Continue the advice on dealing with a suspected investment scam, picking up right after its final sentence.

BEGIN EXCERPT TO READ

Be wary of the long con: Some scammers build friendships or romantic relationships over many months before even mentioning the trading platform/brokerage that could “help”. People don’t think they are being ‘sold’ anything for a long time. Always have your guard up.

2. Lock Down Any Accounts They Could Exploit

If you think the scammers may have access to your sensitive personal details, you need to act. Change the password on your email first, then your bank and brokerage account. Access to email, in particular, can sometimes let scammers reset almost everything else.

We’ve seen instances where scammers who pretend to be a broker’s support team ask victims to install AnyDesk, TeamViewer, screen-sharing tools, browser extensions, or APK files, so it’s important to remove anything they told you to install from your computer, and get the device checked before logging back into accounts.

Where available, turn on two-factor authentication, revoke unknown wallet approvals, check API keys, review email forwarding rules, and sign out of all unknown sessions. It is much better to lose some time reconfiguring security settings than to sit idle and let scammers continue to access your personal data and funds.

3. Preserve Any Evidence

The website or brokerage firm could disappear (the average website lifecycle of scams is around 21 days), so make sure you save the exact URL of e.g. the web trading platform. Then take screenshots of the account dashboard, supposed balances, messages refusing withdrawals, instructions for making deposits, wallet addresses, bank account details, names of account managers (though these are often fake), phone numbers, Telegram or WhatsApp chats, social media ads, fake licence numbers and any regulator or company logos they used.

We’ve seen scam brokers rotate domains, delete dashboards, remove fake reviews, change brand names and shut down WhatsApp groups within hours of victims challenging them. That’s why acting quickly is key, and why you shouldn’t always let on that you think they are scammers immediately.

Compile all of this into a folder, so it’s easy to send to a regulator or police department and straightforward for them to review it all. We have done this ourselves when we’ve reported suspected investment scams to US, UK, European and Australian regulators, and it made the process much smoother.

END EXCERPT TO READ
BEGIN LISTED RECORDS

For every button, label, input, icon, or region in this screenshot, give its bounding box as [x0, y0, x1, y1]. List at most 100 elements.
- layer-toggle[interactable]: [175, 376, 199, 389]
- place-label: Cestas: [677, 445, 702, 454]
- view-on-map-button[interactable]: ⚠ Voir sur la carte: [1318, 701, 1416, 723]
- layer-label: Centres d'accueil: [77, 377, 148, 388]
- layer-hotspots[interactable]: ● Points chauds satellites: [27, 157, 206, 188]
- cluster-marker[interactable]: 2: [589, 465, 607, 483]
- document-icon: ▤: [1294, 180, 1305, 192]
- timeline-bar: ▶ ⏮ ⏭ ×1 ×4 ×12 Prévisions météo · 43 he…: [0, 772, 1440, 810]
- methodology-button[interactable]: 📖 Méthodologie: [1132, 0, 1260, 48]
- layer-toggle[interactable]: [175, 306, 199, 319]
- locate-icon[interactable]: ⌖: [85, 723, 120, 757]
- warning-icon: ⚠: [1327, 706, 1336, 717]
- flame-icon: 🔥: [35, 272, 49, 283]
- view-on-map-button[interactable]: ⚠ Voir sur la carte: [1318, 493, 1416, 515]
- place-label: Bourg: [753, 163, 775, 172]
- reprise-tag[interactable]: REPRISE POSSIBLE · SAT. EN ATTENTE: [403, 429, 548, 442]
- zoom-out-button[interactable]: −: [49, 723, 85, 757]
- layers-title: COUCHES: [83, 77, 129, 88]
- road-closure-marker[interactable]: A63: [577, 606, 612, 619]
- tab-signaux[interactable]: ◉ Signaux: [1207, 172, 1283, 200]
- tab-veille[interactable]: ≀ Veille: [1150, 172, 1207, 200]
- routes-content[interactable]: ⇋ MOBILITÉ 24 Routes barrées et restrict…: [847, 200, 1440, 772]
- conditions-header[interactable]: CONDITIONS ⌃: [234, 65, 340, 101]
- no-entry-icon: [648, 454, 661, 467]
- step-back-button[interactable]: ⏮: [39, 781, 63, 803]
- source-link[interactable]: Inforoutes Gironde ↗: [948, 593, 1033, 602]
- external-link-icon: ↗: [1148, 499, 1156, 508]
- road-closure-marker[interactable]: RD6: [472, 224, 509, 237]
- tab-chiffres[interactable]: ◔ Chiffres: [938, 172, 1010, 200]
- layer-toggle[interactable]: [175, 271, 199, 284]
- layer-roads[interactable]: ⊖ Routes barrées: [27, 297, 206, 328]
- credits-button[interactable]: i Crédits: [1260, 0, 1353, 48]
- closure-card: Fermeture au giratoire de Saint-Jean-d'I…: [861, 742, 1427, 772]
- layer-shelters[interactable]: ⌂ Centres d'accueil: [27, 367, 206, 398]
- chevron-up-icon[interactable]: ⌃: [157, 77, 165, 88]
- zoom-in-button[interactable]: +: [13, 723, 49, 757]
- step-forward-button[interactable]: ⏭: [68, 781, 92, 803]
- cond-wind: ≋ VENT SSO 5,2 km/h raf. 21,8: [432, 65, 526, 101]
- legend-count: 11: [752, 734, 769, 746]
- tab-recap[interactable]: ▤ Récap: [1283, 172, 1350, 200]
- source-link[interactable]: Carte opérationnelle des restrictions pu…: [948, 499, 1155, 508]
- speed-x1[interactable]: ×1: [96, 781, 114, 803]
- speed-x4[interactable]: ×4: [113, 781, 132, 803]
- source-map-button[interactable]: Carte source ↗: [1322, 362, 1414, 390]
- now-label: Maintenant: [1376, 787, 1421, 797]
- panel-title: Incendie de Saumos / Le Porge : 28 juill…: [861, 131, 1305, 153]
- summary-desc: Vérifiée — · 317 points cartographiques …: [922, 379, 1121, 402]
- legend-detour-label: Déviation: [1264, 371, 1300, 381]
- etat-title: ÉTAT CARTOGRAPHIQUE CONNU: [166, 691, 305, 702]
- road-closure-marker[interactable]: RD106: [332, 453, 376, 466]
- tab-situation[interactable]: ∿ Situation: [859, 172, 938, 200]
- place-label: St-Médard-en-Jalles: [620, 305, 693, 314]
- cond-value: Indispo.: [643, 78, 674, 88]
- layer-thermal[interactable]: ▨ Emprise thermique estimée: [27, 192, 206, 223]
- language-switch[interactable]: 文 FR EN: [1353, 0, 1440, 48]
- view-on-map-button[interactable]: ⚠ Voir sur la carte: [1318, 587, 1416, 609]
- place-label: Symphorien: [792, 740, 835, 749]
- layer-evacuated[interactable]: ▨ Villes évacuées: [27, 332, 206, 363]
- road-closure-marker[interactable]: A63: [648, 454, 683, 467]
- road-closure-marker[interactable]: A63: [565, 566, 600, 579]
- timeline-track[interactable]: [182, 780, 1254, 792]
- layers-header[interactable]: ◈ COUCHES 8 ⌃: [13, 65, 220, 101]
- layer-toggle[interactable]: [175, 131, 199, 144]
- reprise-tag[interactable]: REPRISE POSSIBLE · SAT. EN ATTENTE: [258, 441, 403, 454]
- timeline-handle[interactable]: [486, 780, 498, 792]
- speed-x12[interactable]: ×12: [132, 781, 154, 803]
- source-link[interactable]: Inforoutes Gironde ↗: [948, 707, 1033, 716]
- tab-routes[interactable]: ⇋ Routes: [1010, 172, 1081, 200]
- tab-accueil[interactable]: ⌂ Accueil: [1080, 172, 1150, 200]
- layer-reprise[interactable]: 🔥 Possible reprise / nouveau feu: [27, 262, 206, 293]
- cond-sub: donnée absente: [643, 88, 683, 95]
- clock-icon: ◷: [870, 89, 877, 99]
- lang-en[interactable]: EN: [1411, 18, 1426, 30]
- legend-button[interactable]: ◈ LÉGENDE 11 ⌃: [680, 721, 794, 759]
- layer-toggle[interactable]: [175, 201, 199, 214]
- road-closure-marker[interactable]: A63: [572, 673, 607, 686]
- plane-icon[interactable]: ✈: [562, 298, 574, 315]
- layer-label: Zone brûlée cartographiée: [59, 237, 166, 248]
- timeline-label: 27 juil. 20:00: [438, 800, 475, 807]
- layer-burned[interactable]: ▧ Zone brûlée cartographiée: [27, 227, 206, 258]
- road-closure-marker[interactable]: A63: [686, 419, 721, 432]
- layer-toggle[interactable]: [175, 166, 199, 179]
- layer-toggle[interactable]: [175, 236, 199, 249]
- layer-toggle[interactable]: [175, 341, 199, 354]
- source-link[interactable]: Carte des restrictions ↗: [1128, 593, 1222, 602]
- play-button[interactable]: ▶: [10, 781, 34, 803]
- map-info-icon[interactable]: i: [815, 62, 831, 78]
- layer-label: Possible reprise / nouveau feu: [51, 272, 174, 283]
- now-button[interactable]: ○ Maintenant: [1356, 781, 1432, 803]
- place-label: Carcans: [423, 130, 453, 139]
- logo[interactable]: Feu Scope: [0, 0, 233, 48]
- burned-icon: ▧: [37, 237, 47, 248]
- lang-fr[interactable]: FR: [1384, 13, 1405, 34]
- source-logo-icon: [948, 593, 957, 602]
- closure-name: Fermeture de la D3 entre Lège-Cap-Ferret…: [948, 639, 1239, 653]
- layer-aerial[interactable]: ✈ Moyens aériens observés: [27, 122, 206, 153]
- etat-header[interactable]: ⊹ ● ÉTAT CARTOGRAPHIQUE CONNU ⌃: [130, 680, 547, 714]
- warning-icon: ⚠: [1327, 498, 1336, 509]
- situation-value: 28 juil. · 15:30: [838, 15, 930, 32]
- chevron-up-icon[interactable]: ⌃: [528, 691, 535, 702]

END LISTED RECORDS

ANSWER TO THIS TASK
4. Report The Scam

If you’ve fallen victim to a scam broker, it’s important you report it to a suitable regulator, police force, or other relevant body. This will help your chances of any legal recourse, while also giving local bodies an opportunity to issue alerts about the provider, which may help reduce the chances of more traders losing their capital to the fraud.

To help potential victims, we’ve identified the suitable regulatory body or starting point for retail traders in every country. Head to our country-by-country reporting directory for scam brokers.

5. Be Prepared For The Recovery Scam

We’ve seen this catch victims out when they are at their most vulnerable. After a trading, broker or crypto scam, assume you may be contacted again by someone claiming to recover your funds, trace the wallet, work with regulators, represent a law firm, unlock your frozen account, or negotiate with the broker.

You may be on a list compiled by the original scammers that is then sold elsewhere, such as the dark web. We say this not to scare you, but to warn you about the very real dangers posed by recovery scammers.

We’ve seen recovery scammers quote the exact amount lost, the fake broker’s name, the wallet address and the original account manager’s details, which makes them sound convincing but often suggested they are connected to the same scam network or using a victim list.

Do not pay upfront recovery fees, connect your wallet, share seed phrases, install remote-access tools, or send “tax” or “clearance” payments to release recovered funds.

Recovery scammers are hard workers – you’ll find them on trader forums, Trustpilot, comments on social media, and all over the web. I have personally (manually) read and removed as spam over 1,305 comments from recovery scammers that have tried to target our visitors with messages and comments about brokers. Not a single comment from a recovery scammer has been published on our websites.